- [What needs to be done]: Repeat each line exactly as it is written.

- [Records supplied]:
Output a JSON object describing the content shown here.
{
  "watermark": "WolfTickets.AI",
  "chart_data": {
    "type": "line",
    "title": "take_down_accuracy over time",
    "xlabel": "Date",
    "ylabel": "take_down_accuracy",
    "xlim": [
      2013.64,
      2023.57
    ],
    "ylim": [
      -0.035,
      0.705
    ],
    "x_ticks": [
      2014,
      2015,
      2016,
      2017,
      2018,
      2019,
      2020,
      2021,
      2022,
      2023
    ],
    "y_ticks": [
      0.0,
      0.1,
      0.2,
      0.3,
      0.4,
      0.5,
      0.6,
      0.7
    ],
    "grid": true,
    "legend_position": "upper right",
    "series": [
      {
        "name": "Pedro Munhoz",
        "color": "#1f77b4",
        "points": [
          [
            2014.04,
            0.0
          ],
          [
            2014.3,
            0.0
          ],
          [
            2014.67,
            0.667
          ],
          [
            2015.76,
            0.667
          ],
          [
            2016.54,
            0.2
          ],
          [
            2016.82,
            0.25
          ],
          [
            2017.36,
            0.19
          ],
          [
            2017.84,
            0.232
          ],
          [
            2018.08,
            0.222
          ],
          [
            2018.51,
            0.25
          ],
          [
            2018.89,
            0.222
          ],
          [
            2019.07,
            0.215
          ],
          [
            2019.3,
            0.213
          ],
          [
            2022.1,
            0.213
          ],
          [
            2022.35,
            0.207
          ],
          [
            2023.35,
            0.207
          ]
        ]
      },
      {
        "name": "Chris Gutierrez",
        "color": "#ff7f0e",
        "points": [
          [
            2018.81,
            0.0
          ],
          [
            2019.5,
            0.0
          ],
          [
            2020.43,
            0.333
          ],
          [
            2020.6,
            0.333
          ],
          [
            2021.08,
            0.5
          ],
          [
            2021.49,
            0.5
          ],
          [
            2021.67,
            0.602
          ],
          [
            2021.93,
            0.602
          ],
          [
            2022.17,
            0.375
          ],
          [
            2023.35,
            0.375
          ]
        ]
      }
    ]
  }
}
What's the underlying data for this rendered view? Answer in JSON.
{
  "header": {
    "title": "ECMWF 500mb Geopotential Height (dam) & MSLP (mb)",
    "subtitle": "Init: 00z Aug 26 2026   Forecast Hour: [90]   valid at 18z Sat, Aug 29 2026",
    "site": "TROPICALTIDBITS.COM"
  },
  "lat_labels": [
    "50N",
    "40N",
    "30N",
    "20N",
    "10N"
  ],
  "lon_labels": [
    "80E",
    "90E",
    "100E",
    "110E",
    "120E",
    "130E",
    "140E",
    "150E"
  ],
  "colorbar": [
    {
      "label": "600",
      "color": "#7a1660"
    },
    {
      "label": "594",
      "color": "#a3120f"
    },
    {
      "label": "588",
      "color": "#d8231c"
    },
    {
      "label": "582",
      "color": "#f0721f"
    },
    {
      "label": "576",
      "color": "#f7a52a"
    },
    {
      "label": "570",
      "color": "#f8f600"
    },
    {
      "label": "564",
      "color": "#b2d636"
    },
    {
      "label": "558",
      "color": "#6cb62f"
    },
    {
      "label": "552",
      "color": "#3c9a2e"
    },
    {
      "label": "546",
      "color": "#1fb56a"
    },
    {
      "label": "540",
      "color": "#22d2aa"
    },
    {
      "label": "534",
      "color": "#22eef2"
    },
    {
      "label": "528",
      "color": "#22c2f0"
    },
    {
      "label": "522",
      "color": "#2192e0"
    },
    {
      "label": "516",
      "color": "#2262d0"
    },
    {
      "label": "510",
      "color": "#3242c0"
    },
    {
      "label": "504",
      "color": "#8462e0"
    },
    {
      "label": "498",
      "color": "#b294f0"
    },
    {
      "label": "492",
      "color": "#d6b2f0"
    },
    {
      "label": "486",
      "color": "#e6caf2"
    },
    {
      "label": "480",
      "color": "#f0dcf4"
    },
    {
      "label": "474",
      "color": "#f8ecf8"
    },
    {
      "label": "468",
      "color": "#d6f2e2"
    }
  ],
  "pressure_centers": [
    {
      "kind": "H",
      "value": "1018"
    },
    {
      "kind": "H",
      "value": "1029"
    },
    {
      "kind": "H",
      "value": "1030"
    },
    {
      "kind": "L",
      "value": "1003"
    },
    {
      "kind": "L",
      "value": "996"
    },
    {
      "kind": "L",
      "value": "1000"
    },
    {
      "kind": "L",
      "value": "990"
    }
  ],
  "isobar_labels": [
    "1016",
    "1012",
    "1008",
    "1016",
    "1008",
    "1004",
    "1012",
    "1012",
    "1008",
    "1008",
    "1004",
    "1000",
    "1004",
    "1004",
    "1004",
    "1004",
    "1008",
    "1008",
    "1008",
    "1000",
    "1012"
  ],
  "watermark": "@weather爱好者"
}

- [Task output]:
Output a JSON object describing the content shown here.
{
  "watermark": "WolfTickets.AI",
  "chart_data": {
    "type": "line",
    "title": "take_down_accuracy over time",
    "xlabel": "Date",
    "ylabel": "take_down_accuracy",
    "xlim": [
      2013.64,
      2023.57
    ],
    "ylim": [
      -0.035,
      0.705
    ],
    "x_ticks": [
      2014,
      2015,
      2016,
      2017,
      2018,
      2019,
      2020,
      2021,
      2022,
      2023
    ],
    "y_ticks": [
      0.0,
      0.1,
      0.2,
      0.3,
      0.4,
      0.5,
      0.6,
      0.7
    ],
    "grid": true,
    "legend_position": "upper right",
    "series": [
      {
        "name": "Pedro Munhoz",
        "color": "#1f77b4",
        "points": [
          [
            2014.04,
            0.0
          ],
          [
            2014.3,
            0.0
          ],
          [
            2014.67,
            0.667
          ],
          [
            2015.76,
            0.667
          ],
          [
            2016.54,
            0.2
          ],
          [
            2016.82,
            0.25
          ],
          [
            2017.36,
            0.19
          ],
          [
            2017.84,
            0.232
          ],
          [
            2018.08,
            0.222
          ],
          [
            2018.51,
            0.25
          ],
          [
            2018.89,
            0.222
          ],
          [
            2019.07,
            0.215
          ],
          [
            2019.3,
            0.213
          ],
          [
            2022.1,
            0.213
          ],
          [
            2022.35,
            0.207
          ],
          [
            2023.35,
            0.207
          ]
        ]
      },
      {
        "name": "Chris Gutierrez",
        "color": "#ff7f0e",
        "points": [
          [
            2018.81,
            0.0
          ],
          [
            2019.5,
            0.0
          ],
          [
            2020.43,
            0.333
          ],
          [
            2020.6,
            0.333
          ],
          [
            2021.08,
            0.5
          ],
          [
            2021.49,
            0.5
          ],
          [
            2021.67,
            0.602
          ],
          [
            2021.93,
            0.602
          ],
          [
            2022.17,
            0.375
          ],
          [
            2023.35,
            0.375
          ]
        ]
      }
    ]
  }
}
What's the underlying data for this rendered view? Answer in JSON.
{
  "header": {
    "title": "ECMWF 500mb Geopotential Height (dam) & MSLP (mb)",
    "subtitle": "Init: 00z Aug 26 2026   Forecast Hour: [90]   valid at 18z Sat, Aug 29 2026",
    "site": "TROPICALTIDBITS.COM"
  },
  "lat_labels": [
    "50N",
    "40N",
    "30N",
    "20N",
    "10N"
  ],
  "lon_labels": [
    "80E",
    "90E",
    "100E",
    "110E",
    "120E",
    "130E",
    "140E",
    "150E"
  ],
  "colorbar": [
    {
      "label": "600",
      "color": "#7a1660"
    },
    {
      "label": "594",
      "color": "#a3120f"
    },
    {
      "label": "588",
      "color": "#d8231c"
    },
    {
      "label": "582",
      "color": "#f0721f"
    },
    {
      "label": "576",
      "color": "#f7a52a"
    },
    {
      "label": "570",
      "color": "#f8f600"
    },
    {
      "label": "564",
      "color": "#b2d636"
    },
    {
      "label": "558",
      "color": "#6cb62f"
    },
    {
      "label": "552",
      "color": "#3c9a2e"
    },
    {
      "label": "546",
      "color": "#1fb56a"
    },
    {
      "label": "540",
      "color": "#22d2aa"
    },
    {
      "label": "534",
      "color": "#22eef2"
    },
    {
      "label": "528",
      "color": "#22c2f0"
    },
    {
      "label": "522",
      "color": "#2192e0"
    },
    {
      "label": "516",
      "color": "#2262d0"
    },
    {
      "label": "510",
      "color": "#3242c0"
    },
    {
      "label": "504",
      "color": "#8462e0"
    },
    {
      "label": "498",
      "color": "#b294f0"
    },
    {
      "label": "492",
      "color": "#d6b2f0"
    },
    {
      "label": "486",
      "color": "#e6caf2"
    },
    {
      "label": "480",
      "color": "#f0dcf4"
    },
    {
      "label": "474",
      "color": "#f8ecf8"
    },
    {
      "label": "468",
      "color": "#d6f2e2"
    }
  ],
  "pressure_centers": [
    {
      "kind": "H",
      "value": "1018"
    },
    {
      "kind": "H",
      "value": "1029"
    },
    {
      "kind": "H",
      "value": "1030"
    },
    {
      "kind": "L",
      "value": "1003"
    },
    {
      "kind": "L",
      "value": "996"
    },
    {
      "kind": "L",
      "value": "1000"
    },
    {
      "kind": "L",
      "value": "990"
    }
  ],
  "isobar_labels": [
    "1016",
    "1012",
    "1008",
    "1016",
    "1008",
    "1004",
    "1012",
    "1012",
    "1008",
    "1008",
    "1004",
    "1000",
    "1004",
    "1004",
    "1004",
    "1004",
    "1008",
    "1008",
    "1008",
    "1000",
    "1012"
  ],
  "watermark": "@weather爱好者"
}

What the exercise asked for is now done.